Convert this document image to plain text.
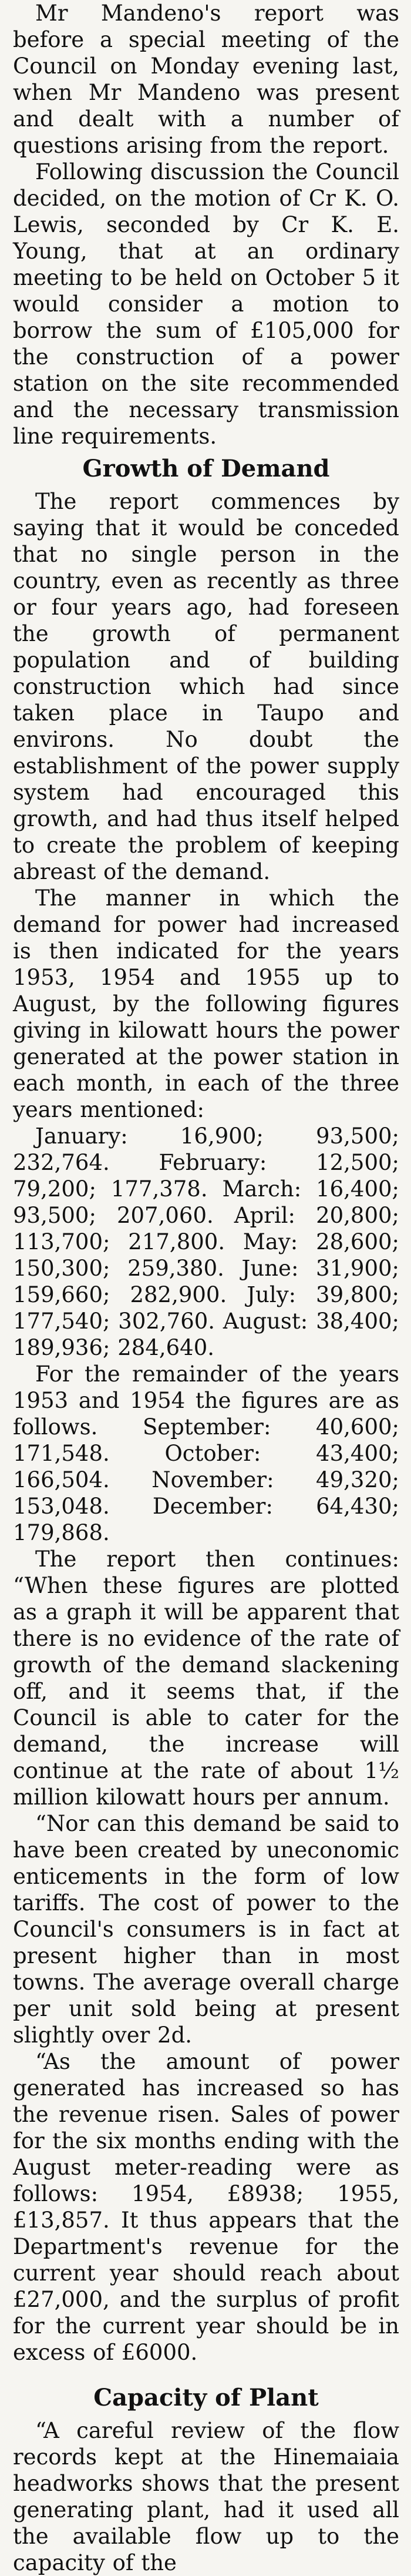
Mr Mandeno's report was before a special meeting of the Council on Monday evening last, when Mr Mandeno was present and dealt with a number of questions arising from the report.

Following discussion the Council decided, on the motion of Cr K. O. Lewis, seconded by Cr K. E. Young, that at an ordinary meeting to be held on October 5 it would consider a motion to borrow the sum of £105,000 for the construction of a power station on the site recommended and the necessary transmission line requirements.

Growth of Demand

The report commences by saying that it would be conceded that no single person in the country, even as recently as three or four years ago, had foreseen the growth of permanent population and of building construction which had since taken place in Taupo and environs. No doubt the establishment of the power supply system had encouraged this growth, and had thus itself helped to create the problem of keeping abreast of the demand.

The manner in which the demand for power had increased is then indicated for the years 1953, 1954 and 1955 up to August, by the following figures giving in kilowatt hours the power generated at the power station in each month, in each of the three years mentioned:

January: 16,900; 93,500; 232,764. February: 12,500; 79,200; 177,378. March: 16,400; 93,500; 207,060. April: 20,800; 113,700; 217,800. May: 28,600; 150,300; 259,380. June: 31,900; 159,660; 282,900. July: 39,800; 177,540; 302,760. August: 38,400; 189,936; 284,640.

For the remainder of the years 1953 and 1954 the figures are as follows. September: 40,600; 171,548. October: 43,400; 166,504. November: 49,320; 153,048. December: 64,430; 179,868.

The report then continues: “When these figures are plotted as a graph it will be apparent that there is no evidence of the rate of growth of the demand slackening off, and it seems that, if the Council is able to cater for the demand, the increase will continue at the rate of about 1½ million kilowatt hours per annum.

“Nor can this demand be said to have been created by uneconomic enticements in the form of low tariffs. The cost of power to the Council's consumers is in fact at present higher than in most towns. The average overall charge per unit sold being at present slightly over 2d.

“As the amount of power generated has increased so has the revenue risen. Sales of power for the six months ending with the August meter-reading were as follows: 1954, £8938; 1955, £13,857. It thus appears that the Department's revenue for the current year should reach about £27,000, and the surplus of profit for the current year should be in excess of £6000.

Capacity of Plant

“A careful review of the flow records kept at the Hinemaiaia headworks shows that the present generating plant, had it used all the available flow up to the capacity of the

##########

— AIM OF THE TASK —
Without including any pictures, reproduce the listing exactly.

— TASK RESPONSE —
Convert this document image to plain text.
Mr Mandeno's report was before a special meeting of the Council on Monday evening last, when Mr Mandeno was present and dealt with a number of questions arising from the report.

Following discussion the Council decided, on the motion of Cr K. O. Lewis, seconded by Cr K. E. Young, that at an ordinary meeting to be held on October 5 it would consider a motion to borrow the sum of £105,000 for the construction of a power station on the site recommended and the necessary transmission line requirements.

Growth of Demand

The report commences by saying that it would be conceded that no single person in the country, even as recently as three or four years ago, had foreseen the growth of permanent population and of building construction which had since taken place in Taupo and environs. No doubt the establishment of the power supply system had encouraged this growth, and had thus itself helped to create the problem of keeping abreast of the demand.

The manner in which the demand for power had increased is then indicated for the years 1953, 1954 and 1955 up to August, by the following figures giving in kilowatt hours the power generated at the power station in each month, in each of the three years mentioned:

January: 16,900; 93,500; 232,764. February: 12,500; 79,200; 177,378. March: 16,400; 93,500; 207,060. April: 20,800; 113,700; 217,800. May: 28,600; 150,300; 259,380. June: 31,900; 159,660; 282,900. July: 39,800; 177,540; 302,760. August: 38,400; 189,936; 284,640.

For the remainder of the years 1953 and 1954 the figures are as follows. September: 40,600; 171,548. October: 43,400; 166,504. November: 49,320; 153,048. December: 64,430; 179,868.

The report then continues: “When these figures are plotted as a graph it will be apparent that there is no evidence of the rate of growth of the demand slackening off, and it seems that, if the Council is able to cater for the demand, the increase will continue at the rate of about 1½ million kilowatt hours per annum.

“Nor can this demand be said to have been created by uneconomic enticements in the form of low tariffs. The cost of power to the Council's consumers is in fact at present higher than in most towns. The average overall charge per unit sold being at present slightly over 2d.

“As the amount of power generated has increased so has the revenue risen. Sales of power for the six months ending with the August meter-reading were as follows: 1954, £8938; 1955, £13,857. It thus appears that the Department's revenue for the current year should reach about £27,000, and the surplus of profit for the current year should be in excess of £6000.

Capacity of Plant

“A careful review of the flow records kept at the Hinemaiaia headworks shows that the present generating plant, had it used all the available flow up to the capacity of the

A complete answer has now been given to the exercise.